* **Task directions**: Restate the material word for word and leave out anything that is a picture.
§ §
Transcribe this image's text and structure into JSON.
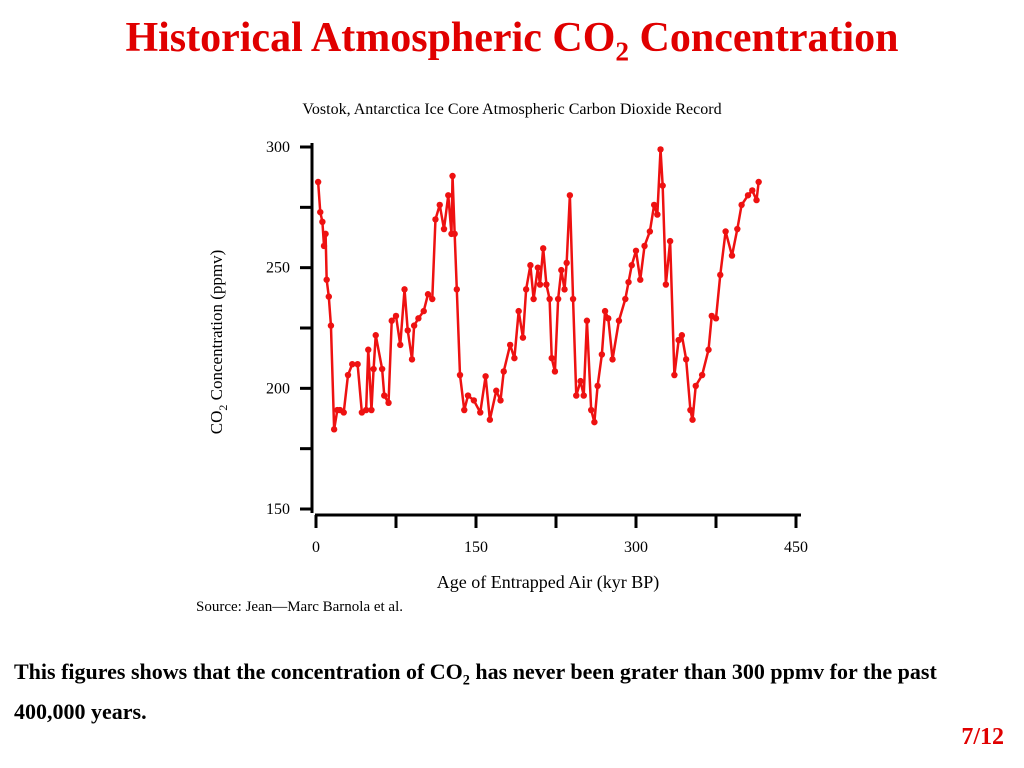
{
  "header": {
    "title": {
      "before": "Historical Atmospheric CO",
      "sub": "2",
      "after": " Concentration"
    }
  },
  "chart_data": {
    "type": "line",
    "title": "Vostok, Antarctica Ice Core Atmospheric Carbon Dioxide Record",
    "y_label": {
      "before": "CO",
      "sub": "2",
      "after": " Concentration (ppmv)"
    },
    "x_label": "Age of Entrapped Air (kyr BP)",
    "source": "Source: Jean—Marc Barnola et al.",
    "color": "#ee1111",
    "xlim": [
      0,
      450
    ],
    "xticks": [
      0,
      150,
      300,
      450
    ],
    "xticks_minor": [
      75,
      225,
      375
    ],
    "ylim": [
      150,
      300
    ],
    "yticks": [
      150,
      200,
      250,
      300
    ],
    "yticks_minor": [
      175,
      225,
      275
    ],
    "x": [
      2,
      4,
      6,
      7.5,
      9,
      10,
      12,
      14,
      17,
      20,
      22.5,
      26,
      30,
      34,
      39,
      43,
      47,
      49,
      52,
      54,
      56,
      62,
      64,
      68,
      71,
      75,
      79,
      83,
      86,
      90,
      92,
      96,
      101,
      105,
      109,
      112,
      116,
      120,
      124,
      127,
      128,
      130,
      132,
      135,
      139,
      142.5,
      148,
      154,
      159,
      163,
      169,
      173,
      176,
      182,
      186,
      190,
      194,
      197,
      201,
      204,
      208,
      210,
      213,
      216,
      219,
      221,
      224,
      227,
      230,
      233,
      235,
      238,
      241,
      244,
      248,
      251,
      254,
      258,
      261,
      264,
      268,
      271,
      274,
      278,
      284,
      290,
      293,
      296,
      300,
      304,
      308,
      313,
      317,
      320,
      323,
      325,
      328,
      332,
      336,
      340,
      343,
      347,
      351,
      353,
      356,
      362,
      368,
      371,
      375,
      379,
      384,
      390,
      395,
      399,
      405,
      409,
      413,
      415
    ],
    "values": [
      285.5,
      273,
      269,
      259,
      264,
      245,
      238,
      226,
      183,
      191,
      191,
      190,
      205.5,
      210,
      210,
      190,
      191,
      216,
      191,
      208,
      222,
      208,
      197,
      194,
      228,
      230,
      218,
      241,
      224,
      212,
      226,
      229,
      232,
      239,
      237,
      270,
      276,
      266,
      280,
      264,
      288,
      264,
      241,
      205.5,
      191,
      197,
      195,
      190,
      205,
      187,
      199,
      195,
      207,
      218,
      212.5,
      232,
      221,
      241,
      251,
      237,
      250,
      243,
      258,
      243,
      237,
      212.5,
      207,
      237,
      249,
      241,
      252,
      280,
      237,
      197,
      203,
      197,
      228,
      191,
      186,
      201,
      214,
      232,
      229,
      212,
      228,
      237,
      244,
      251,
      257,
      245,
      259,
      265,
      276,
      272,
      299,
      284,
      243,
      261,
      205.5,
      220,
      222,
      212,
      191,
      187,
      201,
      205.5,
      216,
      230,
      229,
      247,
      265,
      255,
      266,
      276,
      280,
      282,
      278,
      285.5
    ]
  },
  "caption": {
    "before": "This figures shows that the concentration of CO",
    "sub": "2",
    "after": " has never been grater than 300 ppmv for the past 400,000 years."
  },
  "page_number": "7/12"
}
§ §
* **Final result**:
Transcribe this image's text and structure into JSON.
{
  "header": {
    "title": {
      "before": "Historical Atmospheric CO",
      "sub": "2",
      "after": " Concentration"
    }
  },
  "chart_data": {
    "type": "line",
    "title": "Vostok, Antarctica Ice Core Atmospheric Carbon Dioxide Record",
    "y_label": {
      "before": "CO",
      "sub": "2",
      "after": " Concentration (ppmv)"
    },
    "x_label": "Age of Entrapped Air (kyr BP)",
    "source": "Source: Jean—Marc Barnola et al.",
    "color": "#ee1111",
    "xlim": [
      0,
      450
    ],
    "xticks": [
      0,
      150,
      300,
      450
    ],
    "xticks_minor": [
      75,
      225,
      375
    ],
    "ylim": [
      150,
      300
    ],
    "yticks": [
      150,
      200,
      250,
      300
    ],
    "yticks_minor": [
      175,
      225,
      275
    ],
    "x": [
      2,
      4,
      6,
      7.5,
      9,
      10,
      12,
      14,
      17,
      20,
      22.5,
      26,
      30,
      34,
      39,
      43,
      47,
      49,
      52,
      54,
      56,
      62,
      64,
      68,
      71,
      75,
      79,
      83,
      86,
      90,
      92,
      96,
      101,
      105,
      109,
      112,
      116,
      120,
      124,
      127,
      128,
      130,
      132,
      135,
      139,
      142.5,
      148,
      154,
      159,
      163,
      169,
      173,
      176,
      182,
      186,
      190,
      194,
      197,
      201,
      204,
      208,
      210,
      213,
      216,
      219,
      221,
      224,
      227,
      230,
      233,
      235,
      238,
      241,
      244,
      248,
      251,
      254,
      258,
      261,
      264,
      268,
      271,
      274,
      278,
      284,
      290,
      293,
      296,
      300,
      304,
      308,
      313,
      317,
      320,
      323,
      325,
      328,
      332,
      336,
      340,
      343,
      347,
      351,
      353,
      356,
      362,
      368,
      371,
      375,
      379,
      384,
      390,
      395,
      399,
      405,
      409,
      413,
      415
    ],
    "values": [
      285.5,
      273,
      269,
      259,
      264,
      245,
      238,
      226,
      183,
      191,
      191,
      190,
      205.5,
      210,
      210,
      190,
      191,
      216,
      191,
      208,
      222,
      208,
      197,
      194,
      228,
      230,
      218,
      241,
      224,
      212,
      226,
      229,
      232,
      239,
      237,
      270,
      276,
      266,
      280,
      264,
      288,
      264,
      241,
      205.5,
      191,
      197,
      195,
      190,
      205,
      187,
      199,
      195,
      207,
      218,
      212.5,
      232,
      221,
      241,
      251,
      237,
      250,
      243,
      258,
      243,
      237,
      212.5,
      207,
      237,
      249,
      241,
      252,
      280,
      237,
      197,
      203,
      197,
      228,
      191,
      186,
      201,
      214,
      232,
      229,
      212,
      228,
      237,
      244,
      251,
      257,
      245,
      259,
      265,
      276,
      272,
      299,
      284,
      243,
      261,
      205.5,
      220,
      222,
      212,
      191,
      187,
      201,
      205.5,
      216,
      230,
      229,
      247,
      265,
      255,
      266,
      276,
      280,
      282,
      278,
      285.5
    ]
  },
  "caption": {
    "before": "This figures shows that the concentration of CO",
    "sub": "2",
    "after": " has never been grater than 300 ppmv for the past 400,000 years."
  },
  "page_number": "7/12"
}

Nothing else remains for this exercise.